- [WHAT THE TASK REQUIRES]
Select all lines holding the word "wurde" from the entries that follow.

Records from a dataset:
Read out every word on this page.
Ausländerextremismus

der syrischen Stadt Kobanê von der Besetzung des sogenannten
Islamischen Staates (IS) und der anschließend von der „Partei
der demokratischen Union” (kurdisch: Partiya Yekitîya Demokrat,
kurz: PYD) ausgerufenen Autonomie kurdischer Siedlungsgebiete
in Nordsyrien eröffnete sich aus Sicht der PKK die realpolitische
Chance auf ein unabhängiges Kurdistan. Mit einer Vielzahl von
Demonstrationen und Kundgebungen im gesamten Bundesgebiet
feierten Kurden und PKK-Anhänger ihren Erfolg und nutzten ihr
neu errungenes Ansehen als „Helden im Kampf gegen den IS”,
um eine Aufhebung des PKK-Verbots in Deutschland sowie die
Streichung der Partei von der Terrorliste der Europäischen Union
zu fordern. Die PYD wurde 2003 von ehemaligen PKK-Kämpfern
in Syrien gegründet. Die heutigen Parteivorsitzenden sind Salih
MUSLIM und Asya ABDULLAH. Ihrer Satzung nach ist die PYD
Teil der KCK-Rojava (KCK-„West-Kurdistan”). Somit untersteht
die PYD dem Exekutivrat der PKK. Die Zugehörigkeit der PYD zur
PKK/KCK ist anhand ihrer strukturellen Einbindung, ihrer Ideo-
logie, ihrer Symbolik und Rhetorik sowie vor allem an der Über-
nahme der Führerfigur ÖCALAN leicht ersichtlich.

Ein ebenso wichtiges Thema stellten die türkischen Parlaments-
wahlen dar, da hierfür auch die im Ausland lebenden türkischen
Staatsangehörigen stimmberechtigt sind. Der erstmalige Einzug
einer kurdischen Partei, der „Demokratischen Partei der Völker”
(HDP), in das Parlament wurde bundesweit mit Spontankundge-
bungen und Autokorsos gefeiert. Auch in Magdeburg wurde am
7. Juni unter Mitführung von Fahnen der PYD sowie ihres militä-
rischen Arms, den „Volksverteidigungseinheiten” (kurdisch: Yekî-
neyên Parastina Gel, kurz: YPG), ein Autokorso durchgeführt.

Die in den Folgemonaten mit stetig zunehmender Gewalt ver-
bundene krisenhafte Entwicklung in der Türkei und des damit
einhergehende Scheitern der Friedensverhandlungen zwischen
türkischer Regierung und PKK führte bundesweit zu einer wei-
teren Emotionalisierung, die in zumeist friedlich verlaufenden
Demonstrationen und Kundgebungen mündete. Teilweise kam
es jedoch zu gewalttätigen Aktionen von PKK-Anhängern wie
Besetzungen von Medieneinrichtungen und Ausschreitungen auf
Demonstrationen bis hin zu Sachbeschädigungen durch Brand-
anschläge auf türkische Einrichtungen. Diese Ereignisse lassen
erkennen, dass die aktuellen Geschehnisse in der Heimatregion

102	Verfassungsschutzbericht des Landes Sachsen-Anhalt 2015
* * *
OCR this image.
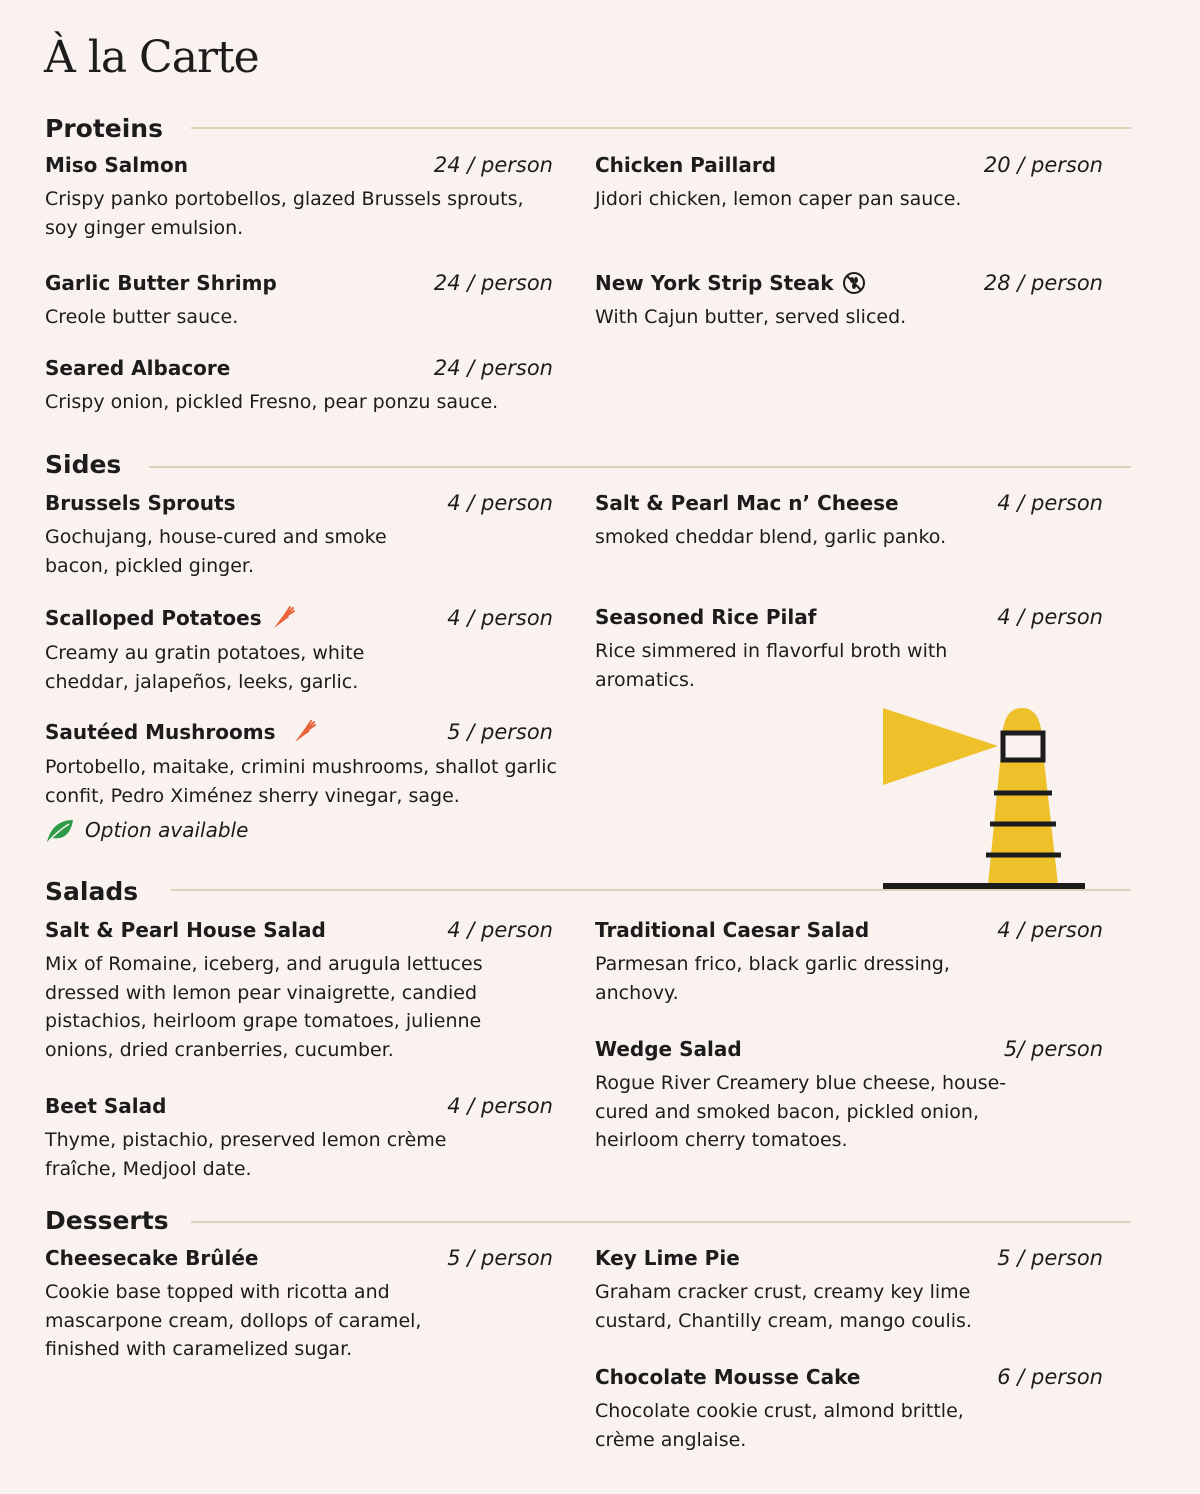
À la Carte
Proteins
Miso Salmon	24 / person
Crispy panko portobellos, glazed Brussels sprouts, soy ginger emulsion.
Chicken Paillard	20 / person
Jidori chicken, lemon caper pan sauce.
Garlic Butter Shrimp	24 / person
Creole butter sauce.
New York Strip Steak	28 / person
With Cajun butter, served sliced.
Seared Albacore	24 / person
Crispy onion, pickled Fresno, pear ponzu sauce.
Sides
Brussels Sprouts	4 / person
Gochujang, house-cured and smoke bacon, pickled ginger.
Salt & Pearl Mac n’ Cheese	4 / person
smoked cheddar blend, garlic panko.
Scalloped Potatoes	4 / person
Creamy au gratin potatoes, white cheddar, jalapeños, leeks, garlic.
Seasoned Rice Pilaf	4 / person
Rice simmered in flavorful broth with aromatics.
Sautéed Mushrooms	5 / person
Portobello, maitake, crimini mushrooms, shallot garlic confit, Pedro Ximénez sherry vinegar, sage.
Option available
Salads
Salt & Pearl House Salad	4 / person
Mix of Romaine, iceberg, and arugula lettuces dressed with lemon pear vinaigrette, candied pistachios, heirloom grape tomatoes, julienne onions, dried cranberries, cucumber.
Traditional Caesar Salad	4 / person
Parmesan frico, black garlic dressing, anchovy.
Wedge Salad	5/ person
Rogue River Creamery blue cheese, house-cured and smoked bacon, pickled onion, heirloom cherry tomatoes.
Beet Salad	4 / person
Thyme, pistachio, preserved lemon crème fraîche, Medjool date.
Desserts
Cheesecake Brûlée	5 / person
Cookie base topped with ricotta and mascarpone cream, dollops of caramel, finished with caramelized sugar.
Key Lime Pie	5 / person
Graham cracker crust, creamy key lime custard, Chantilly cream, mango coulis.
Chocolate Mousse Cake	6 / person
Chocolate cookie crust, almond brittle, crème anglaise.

- [TASK ANSWER]
zu fordern. Die PYD wurde 2003 von ehemaligen PKK-Kämpfern
(HDP), in das Parlament wurde bundesweit mit Spontankundge-
bungen und Autokorsos gefeiert. Auch in Magdeburg wurde am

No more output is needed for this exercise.